Task material:
_ _ _ _

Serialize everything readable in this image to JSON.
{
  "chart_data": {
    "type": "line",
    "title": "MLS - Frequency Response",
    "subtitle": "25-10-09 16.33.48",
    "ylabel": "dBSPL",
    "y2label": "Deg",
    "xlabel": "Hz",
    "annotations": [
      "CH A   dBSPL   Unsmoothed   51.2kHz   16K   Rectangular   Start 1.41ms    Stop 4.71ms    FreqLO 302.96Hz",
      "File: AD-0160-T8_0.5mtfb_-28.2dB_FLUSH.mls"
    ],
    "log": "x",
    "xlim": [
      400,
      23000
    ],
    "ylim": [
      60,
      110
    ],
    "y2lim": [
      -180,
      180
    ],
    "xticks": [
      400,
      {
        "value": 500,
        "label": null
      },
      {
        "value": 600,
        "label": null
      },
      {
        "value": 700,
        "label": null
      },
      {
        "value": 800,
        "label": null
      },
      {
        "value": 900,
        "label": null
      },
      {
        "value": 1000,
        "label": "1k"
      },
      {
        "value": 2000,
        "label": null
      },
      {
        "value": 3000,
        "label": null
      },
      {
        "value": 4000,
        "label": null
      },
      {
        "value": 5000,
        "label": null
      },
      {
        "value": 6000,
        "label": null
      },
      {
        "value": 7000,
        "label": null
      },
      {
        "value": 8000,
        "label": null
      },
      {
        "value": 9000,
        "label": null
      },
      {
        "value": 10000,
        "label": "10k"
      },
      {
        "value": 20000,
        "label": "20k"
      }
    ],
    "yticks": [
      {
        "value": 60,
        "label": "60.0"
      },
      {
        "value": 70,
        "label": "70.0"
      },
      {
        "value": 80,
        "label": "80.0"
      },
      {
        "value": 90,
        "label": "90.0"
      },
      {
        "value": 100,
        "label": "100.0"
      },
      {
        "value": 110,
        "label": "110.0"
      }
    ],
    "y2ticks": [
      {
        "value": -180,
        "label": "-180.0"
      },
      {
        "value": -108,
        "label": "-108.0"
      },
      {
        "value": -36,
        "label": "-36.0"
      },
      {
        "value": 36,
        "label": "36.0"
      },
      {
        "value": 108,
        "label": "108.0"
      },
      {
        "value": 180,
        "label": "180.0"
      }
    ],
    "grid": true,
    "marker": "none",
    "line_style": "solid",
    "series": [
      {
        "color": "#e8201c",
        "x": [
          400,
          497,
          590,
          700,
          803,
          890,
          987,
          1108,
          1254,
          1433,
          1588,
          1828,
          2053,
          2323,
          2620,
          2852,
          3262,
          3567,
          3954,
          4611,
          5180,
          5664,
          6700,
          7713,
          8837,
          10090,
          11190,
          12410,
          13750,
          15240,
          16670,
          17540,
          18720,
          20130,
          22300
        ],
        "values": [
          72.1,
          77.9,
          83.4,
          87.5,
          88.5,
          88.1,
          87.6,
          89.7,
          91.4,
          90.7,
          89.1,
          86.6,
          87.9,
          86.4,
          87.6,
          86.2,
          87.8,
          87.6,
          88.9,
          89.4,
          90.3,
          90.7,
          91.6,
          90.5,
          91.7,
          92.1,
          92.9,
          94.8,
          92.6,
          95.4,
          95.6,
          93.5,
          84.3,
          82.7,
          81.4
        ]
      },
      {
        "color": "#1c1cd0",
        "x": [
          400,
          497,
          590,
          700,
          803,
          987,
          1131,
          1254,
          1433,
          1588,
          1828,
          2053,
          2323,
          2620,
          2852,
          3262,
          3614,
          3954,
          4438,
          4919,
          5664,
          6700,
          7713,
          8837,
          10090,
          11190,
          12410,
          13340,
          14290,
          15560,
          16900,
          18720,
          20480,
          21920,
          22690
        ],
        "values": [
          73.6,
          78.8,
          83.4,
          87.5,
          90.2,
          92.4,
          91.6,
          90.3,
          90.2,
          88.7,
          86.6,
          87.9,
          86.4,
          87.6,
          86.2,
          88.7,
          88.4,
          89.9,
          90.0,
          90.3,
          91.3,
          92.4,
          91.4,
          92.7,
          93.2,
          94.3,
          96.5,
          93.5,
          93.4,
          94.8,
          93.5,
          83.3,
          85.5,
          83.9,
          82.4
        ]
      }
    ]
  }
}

_ _ _ _

Task objective:
Print the whole listing again, exactly.

Result of this exercise:
Serialize everything readable in this image to JSON.
{
  "chart_data": {
    "type": "line",
    "title": "MLS - Frequency Response",
    "subtitle": "25-10-09 16.33.48",
    "ylabel": "dBSPL",
    "y2label": "Deg",
    "xlabel": "Hz",
    "annotations": [
      "CH A   dBSPL   Unsmoothed   51.2kHz   16K   Rectangular   Start 1.41ms    Stop 4.71ms    FreqLO 302.96Hz",
      "File: AD-0160-T8_0.5mtfb_-28.2dB_FLUSH.mls"
    ],
    "log": "x",
    "xlim": [
      400,
      23000
    ],
    "ylim": [
      60,
      110
    ],
    "y2lim": [
      -180,
      180
    ],
    "xticks": [
      400,
      {
        "value": 500,
        "label": null
      },
      {
        "value": 600,
        "label": null
      },
      {
        "value": 700,
        "label": null
      },
      {
        "value": 800,
        "label": null
      },
      {
        "value": 900,
        "label": null
      },
      {
        "value": 1000,
        "label": "1k"
      },
      {
        "value": 2000,
        "label": null
      },
      {
        "value": 3000,
        "label": null
      },
      {
        "value": 4000,
        "label": null
      },
      {
        "value": 5000,
        "label": null
      },
      {
        "value": 6000,
        "label": null
      },
      {
        "value": 7000,
        "label": null
      },
      {
        "value": 8000,
        "label": null
      },
      {
        "value": 9000,
        "label": null
      },
      {
        "value": 10000,
        "label": "10k"
      },
      {
        "value": 20000,
        "label": "20k"
      }
    ],
    "yticks": [
      {
        "value": 60,
        "label": "60.0"
      },
      {
        "value": 70,
        "label": "70.0"
      },
      {
        "value": 80,
        "label": "80.0"
      },
      {
        "value": 90,
        "label": "90.0"
      },
      {
        "value": 100,
        "label": "100.0"
      },
      {
        "value": 110,
        "label": "110.0"
      }
    ],
    "y2ticks": [
      {
        "value": -180,
        "label": "-180.0"
      },
      {
        "value": -108,
        "label": "-108.0"
      },
      {
        "value": -36,
        "label": "-36.0"
      },
      {
        "value": 36,
        "label": "36.0"
      },
      {
        "value": 108,
        "label": "108.0"
      },
      {
        "value": 180,
        "label": "180.0"
      }
    ],
    "grid": true,
    "marker": "none",
    "line_style": "solid",
    "series": [
      {
        "color": "#e8201c",
        "x": [
          400,
          497,
          590,
          700,
          803,
          890,
          987,
          1108,
          1254,
          1433,
          1588,
          1828,
          2053,
          2323,
          2620,
          2852,
          3262,
          3567,
          3954,
          4611,
          5180,
          5664,
          6700,
          7713,
          8837,
          10090,
          11190,
          12410,
          13750,
          15240,
          16670,
          17540,
          18720,
          20130,
          22300
        ],
        "values": [
          72.1,
          77.9,
          83.4,
          87.5,
          88.5,
          88.1,
          87.6,
          89.7,
          91.4,
          90.7,
          89.1,
          86.6,
          87.9,
          86.4,
          87.6,
          86.2,
          87.8,
          87.6,
          88.9,
          89.4,
          90.3,
          90.7,
          91.6,
          90.5,
          91.7,
          92.1,
          92.9,
          94.8,
          92.6,
          95.4,
          95.6,
          93.5,
          84.3,
          82.7,
          81.4
        ]
      },
      {
        "color": "#1c1cd0",
        "x": [
          400,
          497,
          590,
          700,
          803,
          987,
          1131,
          1254,
          1433,
          1588,
          1828,
          2053,
          2323,
          2620,
          2852,
          3262,
          3614,
          3954,
          4438,
          4919,
          5664,
          6700,
          7713,
          8837,
          10090,
          11190,
          12410,
          13340,
          14290,
          15560,
          16900,
          18720,
          20480,
          21920,
          22690
        ],
        "values": [
          73.6,
          78.8,
          83.4,
          87.5,
          90.2,
          92.4,
          91.6,
          90.3,
          90.2,
          88.7,
          86.6,
          87.9,
          86.4,
          87.6,
          86.2,
          88.7,
          88.4,
          89.9,
          90.0,
          90.3,
          91.3,
          92.4,
          91.4,
          92.7,
          93.2,
          94.3,
          96.5,
          93.5,
          93.4,
          94.8,
          93.5,
          83.3,
          85.5,
          83.9,
          82.4
        ]
      }
    ]
  }
}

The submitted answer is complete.